→ STATED EXERCISE:
Set down the following items line for line, changing nothing.

[A block of data]
-- BEGIN --

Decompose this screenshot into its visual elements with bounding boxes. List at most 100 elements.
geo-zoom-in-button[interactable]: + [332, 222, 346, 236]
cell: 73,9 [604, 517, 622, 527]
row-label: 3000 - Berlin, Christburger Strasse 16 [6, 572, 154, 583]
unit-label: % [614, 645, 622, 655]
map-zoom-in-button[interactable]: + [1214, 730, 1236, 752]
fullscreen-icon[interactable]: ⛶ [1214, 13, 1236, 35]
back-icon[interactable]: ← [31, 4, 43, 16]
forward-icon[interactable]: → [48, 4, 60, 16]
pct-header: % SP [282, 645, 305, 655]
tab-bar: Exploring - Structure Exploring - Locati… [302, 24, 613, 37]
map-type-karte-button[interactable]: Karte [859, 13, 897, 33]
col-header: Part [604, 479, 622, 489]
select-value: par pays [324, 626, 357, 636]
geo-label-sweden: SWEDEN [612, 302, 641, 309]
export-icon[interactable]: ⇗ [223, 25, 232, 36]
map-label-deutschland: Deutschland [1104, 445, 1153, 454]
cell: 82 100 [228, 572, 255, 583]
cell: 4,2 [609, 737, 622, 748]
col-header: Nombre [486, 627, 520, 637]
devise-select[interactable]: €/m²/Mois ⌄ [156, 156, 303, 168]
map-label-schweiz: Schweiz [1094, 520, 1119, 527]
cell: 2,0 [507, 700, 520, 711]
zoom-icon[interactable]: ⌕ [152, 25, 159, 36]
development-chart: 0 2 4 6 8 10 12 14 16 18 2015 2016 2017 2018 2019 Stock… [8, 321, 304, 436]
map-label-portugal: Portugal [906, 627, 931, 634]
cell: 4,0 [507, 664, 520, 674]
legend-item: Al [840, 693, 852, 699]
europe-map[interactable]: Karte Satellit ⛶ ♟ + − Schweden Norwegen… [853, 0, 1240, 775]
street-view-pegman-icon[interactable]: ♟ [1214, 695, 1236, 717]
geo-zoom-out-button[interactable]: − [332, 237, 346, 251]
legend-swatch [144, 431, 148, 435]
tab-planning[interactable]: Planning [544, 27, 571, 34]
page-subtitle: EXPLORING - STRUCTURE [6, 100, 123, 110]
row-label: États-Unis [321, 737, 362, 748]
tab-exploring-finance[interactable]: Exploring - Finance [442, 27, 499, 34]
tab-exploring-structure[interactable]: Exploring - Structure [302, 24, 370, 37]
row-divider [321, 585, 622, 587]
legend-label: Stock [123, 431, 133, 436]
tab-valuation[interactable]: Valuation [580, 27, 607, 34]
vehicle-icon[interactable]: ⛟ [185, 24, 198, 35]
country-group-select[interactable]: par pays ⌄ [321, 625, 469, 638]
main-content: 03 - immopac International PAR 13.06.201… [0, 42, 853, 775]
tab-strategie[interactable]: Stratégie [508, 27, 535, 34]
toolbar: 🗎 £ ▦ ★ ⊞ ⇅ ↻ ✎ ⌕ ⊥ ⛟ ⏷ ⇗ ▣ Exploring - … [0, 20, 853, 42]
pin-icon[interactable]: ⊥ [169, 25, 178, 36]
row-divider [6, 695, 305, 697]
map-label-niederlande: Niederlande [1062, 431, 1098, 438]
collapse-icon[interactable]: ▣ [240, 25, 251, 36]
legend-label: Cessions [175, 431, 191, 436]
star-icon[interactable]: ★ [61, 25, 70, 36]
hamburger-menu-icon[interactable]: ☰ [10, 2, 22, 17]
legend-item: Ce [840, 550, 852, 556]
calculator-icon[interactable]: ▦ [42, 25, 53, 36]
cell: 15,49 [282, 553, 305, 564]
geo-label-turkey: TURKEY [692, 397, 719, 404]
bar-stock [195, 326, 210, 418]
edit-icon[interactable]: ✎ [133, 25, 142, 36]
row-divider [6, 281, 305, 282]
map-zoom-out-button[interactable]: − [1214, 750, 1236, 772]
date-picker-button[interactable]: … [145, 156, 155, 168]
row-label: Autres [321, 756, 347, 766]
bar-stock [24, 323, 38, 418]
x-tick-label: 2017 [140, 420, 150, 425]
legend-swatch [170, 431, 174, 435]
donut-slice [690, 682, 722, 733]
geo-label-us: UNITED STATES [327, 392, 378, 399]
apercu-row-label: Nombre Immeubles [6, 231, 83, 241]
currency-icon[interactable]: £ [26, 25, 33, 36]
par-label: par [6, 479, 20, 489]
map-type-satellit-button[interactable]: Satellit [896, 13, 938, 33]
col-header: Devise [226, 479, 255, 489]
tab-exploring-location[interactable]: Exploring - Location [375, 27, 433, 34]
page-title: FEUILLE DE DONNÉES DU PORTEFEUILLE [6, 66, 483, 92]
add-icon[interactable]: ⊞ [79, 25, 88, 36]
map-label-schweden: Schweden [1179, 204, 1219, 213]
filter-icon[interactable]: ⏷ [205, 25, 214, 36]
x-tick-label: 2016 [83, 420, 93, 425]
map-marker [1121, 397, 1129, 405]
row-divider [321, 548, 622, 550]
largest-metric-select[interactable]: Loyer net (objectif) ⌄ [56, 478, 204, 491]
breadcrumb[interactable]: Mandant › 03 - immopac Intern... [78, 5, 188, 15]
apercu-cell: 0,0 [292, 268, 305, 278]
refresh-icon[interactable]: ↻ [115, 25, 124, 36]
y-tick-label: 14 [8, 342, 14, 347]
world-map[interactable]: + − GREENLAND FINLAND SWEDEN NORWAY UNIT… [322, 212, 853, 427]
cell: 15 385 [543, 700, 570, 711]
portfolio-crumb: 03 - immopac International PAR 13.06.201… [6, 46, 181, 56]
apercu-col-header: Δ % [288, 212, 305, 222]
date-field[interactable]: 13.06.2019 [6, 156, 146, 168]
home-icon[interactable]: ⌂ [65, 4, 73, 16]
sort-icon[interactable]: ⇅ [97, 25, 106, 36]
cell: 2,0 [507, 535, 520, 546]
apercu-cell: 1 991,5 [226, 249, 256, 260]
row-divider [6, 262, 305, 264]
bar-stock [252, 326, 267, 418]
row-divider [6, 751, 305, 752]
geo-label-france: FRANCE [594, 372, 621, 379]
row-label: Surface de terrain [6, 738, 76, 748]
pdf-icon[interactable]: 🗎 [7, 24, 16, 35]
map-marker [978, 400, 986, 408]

-- END --

→ COMPLETED TASK:
Decompose this screenshot into its visual elements with bounding boxes. List at most 100 elements.
geo-zoom-in-button[interactable]: + [332, 222, 346, 236]
cell: 73,9 [604, 517, 622, 527]
row-label: 3000 - Berlin, Christburger Strasse 16 [6, 572, 154, 583]
unit-label: % [614, 645, 622, 655]
map-zoom-in-button[interactable]: + [1214, 730, 1236, 752]
fullscreen-icon[interactable]: ⛶ [1214, 13, 1236, 35]
back-icon[interactable]: ← [31, 4, 43, 16]
forward-icon[interactable]: → [48, 4, 60, 16]
pct-header: % SP [282, 645, 305, 655]
tab-bar: Exploring - Structure Exploring - Locati… [302, 24, 613, 37]
map-type-karte-button[interactable]: Karte [859, 13, 897, 33]
col-header: Part [604, 479, 622, 489]
select-value: par pays [324, 626, 357, 636]
geo-label-sweden: SWEDEN [612, 302, 641, 309]
export-icon[interactable]: ⇗ [223, 25, 232, 36]
map-label-deutschland: Deutschland [1104, 445, 1153, 454]
cell: 82 100 [228, 572, 255, 583]
cell: 4,2 [609, 737, 622, 748]
col-header: Nombre [486, 627, 520, 637]
devise-select[interactable]: €/m²/Mois ⌄ [156, 156, 303, 168]
map-label-schweiz: Schweiz [1094, 520, 1119, 527]
cell: 2,0 [507, 700, 520, 711]
zoom-icon[interactable]: ⌕ [152, 25, 159, 36]
development-chart: 0 2 4 6 8 10 12 14 16 18 2015 2016 2017 2018 2019 Stock… [8, 321, 304, 436]
map-label-portugal: Portugal [906, 627, 931, 634]
cell: 4,0 [507, 664, 520, 674]
legend-item: Al [840, 693, 852, 699]
europe-map[interactable]: Karte Satellit ⛶ ♟ + − Schweden Norwegen… [853, 0, 1240, 775]
street-view-pegman-icon[interactable]: ♟ [1214, 695, 1236, 717]
geo-zoom-out-button[interactable]: − [332, 237, 346, 251]
legend-swatch [144, 431, 148, 435]
tab-planning[interactable]: Planning [544, 27, 571, 34]
page-subtitle: EXPLORING - STRUCTURE [6, 100, 123, 110]
row-label: États-Unis [321, 737, 362, 748]
tab-exploring-finance[interactable]: Exploring - Finance [442, 27, 499, 34]
tab-exploring-structure[interactable]: Exploring - Structure [302, 24, 370, 37]
row-divider [321, 585, 622, 587]
legend-label: Stock [123, 431, 133, 436]
tab-valuation[interactable]: Valuation [580, 27, 607, 34]
vehicle-icon[interactable]: ⛟ [185, 24, 198, 35]
country-group-select[interactable]: par pays ⌄ [321, 625, 469, 638]
main-content: 03 - immopac International PAR 13.06.201… [0, 42, 853, 775]
tab-strategie[interactable]: Stratégie [508, 27, 535, 34]
toolbar: 🗎 £ ▦ ★ ⊞ ⇅ ↻ ✎ ⌕ ⊥ ⛟ ⏷ ⇗ ▣ Exploring - … [0, 20, 853, 42]
pin-icon[interactable]: ⊥ [169, 25, 178, 36]
row-divider [6, 695, 305, 697]
map-label-niederlande: Niederlande [1062, 431, 1098, 438]
collapse-icon[interactable]: ▣ [240, 25, 251, 36]
legend-label: Cessions [175, 431, 191, 436]
star-icon[interactable]: ★ [61, 25, 70, 36]
hamburger-menu-icon[interactable]: ☰ [10, 2, 22, 17]
legend-item: Ce [840, 550, 852, 556]
calculator-icon[interactable]: ▦ [42, 25, 53, 36]
cell: 15,49 [282, 553, 305, 564]
geo-label-turkey: TURKEY [692, 397, 719, 404]
bar-stock [195, 326, 210, 418]
edit-icon[interactable]: ✎ [133, 25, 142, 36]
row-divider [6, 281, 305, 282]
map-zoom-out-button[interactable]: − [1214, 750, 1236, 772]
date-picker-button[interactable]: … [145, 156, 155, 168]
row-label: Autres [321, 756, 347, 766]
bar-stock [24, 323, 38, 418]
x-tick-label: 2017 [140, 420, 150, 425]
legend-swatch [170, 431, 174, 435]
donut-slice [690, 682, 722, 733]
geo-label-us: UNITED STATES [327, 392, 378, 399]
apercu-row-label: Nombre Immeubles [6, 231, 83, 241]
currency-icon[interactable]: £ [26, 25, 33, 36]
par-label: par [6, 479, 20, 489]
map-type-satellit-button[interactable]: Satellit [896, 13, 938, 33]
col-header: Devise [226, 479, 255, 489]
tab-exploring-location[interactable]: Exploring - Location [375, 27, 433, 34]
page-title: FEUILLE DE DONNÉES DU PORTEFEUILLE [6, 66, 483, 92]
add-icon[interactable]: ⊞ [79, 25, 88, 36]
map-label-schweden: Schweden [1179, 204, 1219, 213]
filter-icon[interactable]: ⏷ [205, 25, 214, 36]
x-tick-label: 2016 [83, 420, 93, 425]
map-marker [1121, 397, 1129, 405]
row-divider [321, 548, 622, 550]
largest-metric-select[interactable]: Loyer net (objectif) ⌄ [56, 478, 204, 491]
breadcrumb[interactable]: Mandant › 03 - immopac Intern... [78, 5, 188, 15]
apercu-cell: 0,0 [292, 268, 305, 278]
refresh-icon[interactable]: ↻ [115, 25, 124, 36]
y-tick-label: 14 [8, 342, 14, 347]
world-map[interactable]: + − GREENLAND FINLAND SWEDEN NORWAY UNIT… [322, 212, 853, 427]
cell: 15 385 [543, 700, 570, 711]
portfolio-crumb: 03 - immopac International PAR 13.06.201… [6, 46, 181, 56]
apercu-col-header: Δ % [288, 212, 305, 222]
date-field[interactable]: 13.06.2019 [6, 156, 146, 168]
home-icon[interactable]: ⌂ [65, 4, 73, 16]
sort-icon[interactable]: ⇅ [97, 25, 106, 36]
cell: 2,0 [507, 535, 520, 546]
apercu-cell: 1 991,5 [226, 249, 256, 260]
row-divider [6, 262, 305, 264]
bar-stock [252, 326, 267, 418]
row-divider [6, 751, 305, 752]
geo-label-france: FRANCE [594, 372, 621, 379]
row-label: Surface de terrain [6, 738, 76, 748]
pdf-icon[interactable]: 🗎 [7, 24, 16, 35]
map-marker [978, 400, 986, 408]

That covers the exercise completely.